**Provided material:**
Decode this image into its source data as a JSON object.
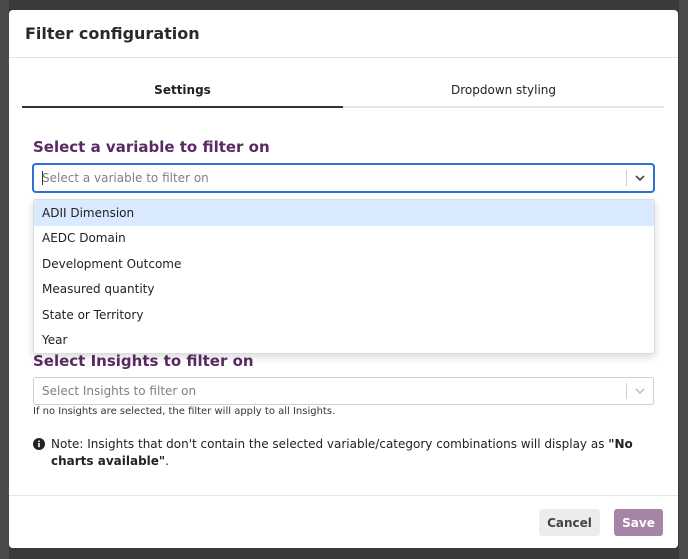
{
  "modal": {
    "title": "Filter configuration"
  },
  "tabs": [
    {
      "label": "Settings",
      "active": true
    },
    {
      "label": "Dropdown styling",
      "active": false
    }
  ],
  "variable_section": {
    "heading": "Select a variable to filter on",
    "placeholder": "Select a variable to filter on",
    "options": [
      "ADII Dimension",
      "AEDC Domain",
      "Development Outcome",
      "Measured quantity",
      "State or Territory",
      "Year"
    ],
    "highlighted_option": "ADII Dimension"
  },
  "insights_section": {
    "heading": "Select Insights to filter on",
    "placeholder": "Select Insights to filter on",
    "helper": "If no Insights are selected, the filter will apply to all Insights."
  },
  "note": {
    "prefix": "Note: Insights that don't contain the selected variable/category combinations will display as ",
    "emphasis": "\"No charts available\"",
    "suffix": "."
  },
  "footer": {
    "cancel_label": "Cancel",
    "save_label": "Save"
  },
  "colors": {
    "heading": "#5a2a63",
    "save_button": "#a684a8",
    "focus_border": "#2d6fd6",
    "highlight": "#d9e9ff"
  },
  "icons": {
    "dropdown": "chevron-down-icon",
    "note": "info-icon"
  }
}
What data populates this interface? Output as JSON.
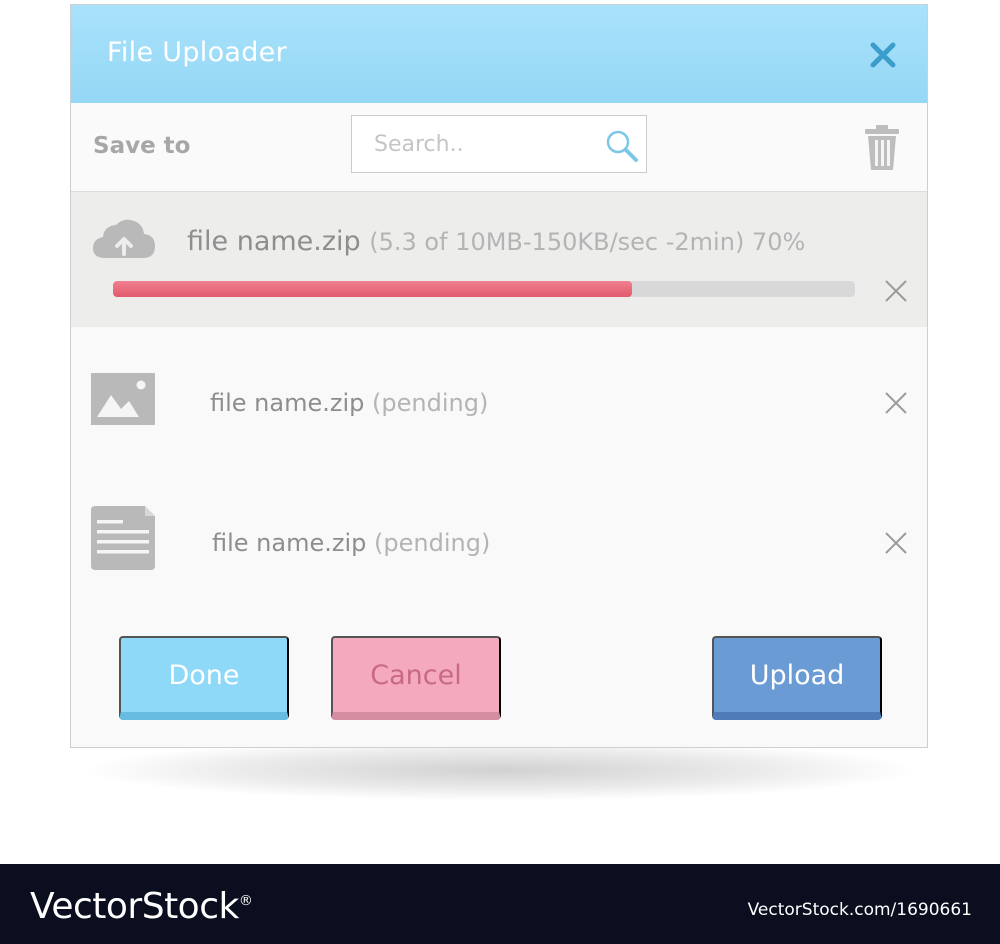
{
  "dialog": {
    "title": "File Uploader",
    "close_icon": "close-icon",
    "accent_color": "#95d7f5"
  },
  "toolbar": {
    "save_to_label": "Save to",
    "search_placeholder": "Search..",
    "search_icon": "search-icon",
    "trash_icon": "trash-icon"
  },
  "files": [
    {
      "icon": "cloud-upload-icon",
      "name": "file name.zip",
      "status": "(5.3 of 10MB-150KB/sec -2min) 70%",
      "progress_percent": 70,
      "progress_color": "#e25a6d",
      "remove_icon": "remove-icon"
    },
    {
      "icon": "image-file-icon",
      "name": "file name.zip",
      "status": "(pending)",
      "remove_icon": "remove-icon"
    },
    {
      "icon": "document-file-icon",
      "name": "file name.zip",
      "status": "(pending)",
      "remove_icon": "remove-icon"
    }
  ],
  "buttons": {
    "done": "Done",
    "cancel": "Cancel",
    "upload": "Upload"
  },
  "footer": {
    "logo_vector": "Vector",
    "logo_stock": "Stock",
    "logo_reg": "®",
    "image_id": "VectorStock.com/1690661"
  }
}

**Required task:**
Exactly reproduce each record, leaving out any pictures.

**Worked solution:**
Decode this image into its source data as a JSON object.
{
  "modal": {
    "title": "Filter configuration"
  },
  "tabs": [
    {
      "label": "Settings",
      "active": true
    },
    {
      "label": "Dropdown styling",
      "active": false
    }
  ],
  "variable_section": {
    "heading": "Select a variable to filter on",
    "placeholder": "Select a variable to filter on",
    "options": [
      "ADII Dimension",
      "AEDC Domain",
      "Development Outcome",
      "Measured quantity",
      "State or Territory",
      "Year"
    ],
    "highlighted_option": "ADII Dimension"
  },
  "insights_section": {
    "heading": "Select Insights to filter on",
    "placeholder": "Select Insights to filter on",
    "helper": "If no Insights are selected, the filter will apply to all Insights."
  },
  "note": {
    "prefix": "Note: Insights that don't contain the selected variable/category combinations will display as ",
    "emphasis": "\"No charts available\"",
    "suffix": "."
  },
  "footer": {
    "cancel_label": "Cancel",
    "save_label": "Save"
  },
  "colors": {
    "heading": "#5a2a63",
    "save_button": "#a684a8",
    "focus_border": "#2d6fd6",
    "highlight": "#d9e9ff"
  },
  "icons": {
    "dropdown": "chevron-down-icon",
    "note": "info-icon"
  }
}
What data populates this interface? Output as JSON.
{
  "dialog": {
    "title": "File Uploader",
    "close_icon": "close-icon",
    "accent_color": "#95d7f5"
  },
  "toolbar": {
    "save_to_label": "Save to",
    "search_placeholder": "Search..",
    "search_icon": "search-icon",
    "trash_icon": "trash-icon"
  },
  "files": [
    {
      "icon": "cloud-upload-icon",
      "name": "file name.zip",
      "status": "(5.3 of 10MB-150KB/sec -2min) 70%",
      "progress_percent": 70,
      "progress_color": "#e25a6d",
      "remove_icon": "remove-icon"
    },
    {
      "icon": "image-file-icon",
      "name": "file name.zip",
      "status": "(pending)",
      "remove_icon": "remove-icon"
    },
    {
      "icon": "document-file-icon",
      "name": "file name.zip",
      "status": "(pending)",
      "remove_icon": "remove-icon"
    }
  ],
  "buttons": {
    "done": "Done",
    "cancel": "Cancel",
    "upload": "Upload"
  },
  "footer": {
    "logo_vector": "Vector",
    "logo_stock": "Stock",
    "logo_reg": "®",
    "image_id": "VectorStock.com/1690661"
  }
}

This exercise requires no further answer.